• [Instruction]
Filter these entries, keeping only lines that hold the word "LIŠTA".

• [Entries shown]

----------------

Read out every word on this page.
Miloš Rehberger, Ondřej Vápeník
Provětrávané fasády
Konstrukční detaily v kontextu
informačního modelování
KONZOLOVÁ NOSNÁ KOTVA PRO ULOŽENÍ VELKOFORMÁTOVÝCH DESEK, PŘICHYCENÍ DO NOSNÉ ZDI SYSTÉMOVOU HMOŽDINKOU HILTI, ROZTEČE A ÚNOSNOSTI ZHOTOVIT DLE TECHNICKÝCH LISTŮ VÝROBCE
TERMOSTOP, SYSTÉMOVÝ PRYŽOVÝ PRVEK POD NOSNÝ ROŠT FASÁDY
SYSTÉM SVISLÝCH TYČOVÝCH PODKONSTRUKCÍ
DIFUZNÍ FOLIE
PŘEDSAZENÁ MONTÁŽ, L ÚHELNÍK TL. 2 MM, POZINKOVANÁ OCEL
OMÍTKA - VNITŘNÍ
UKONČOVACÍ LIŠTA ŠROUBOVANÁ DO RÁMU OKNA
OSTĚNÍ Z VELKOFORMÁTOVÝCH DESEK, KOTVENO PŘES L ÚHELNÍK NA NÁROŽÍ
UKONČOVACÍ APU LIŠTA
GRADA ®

----------------

• [Final result]
UKONČOVACÍ LIŠTA ŠROUBOVANÁ DO RÁMU OKNA
UKONČOVACÍ APU LIŠTA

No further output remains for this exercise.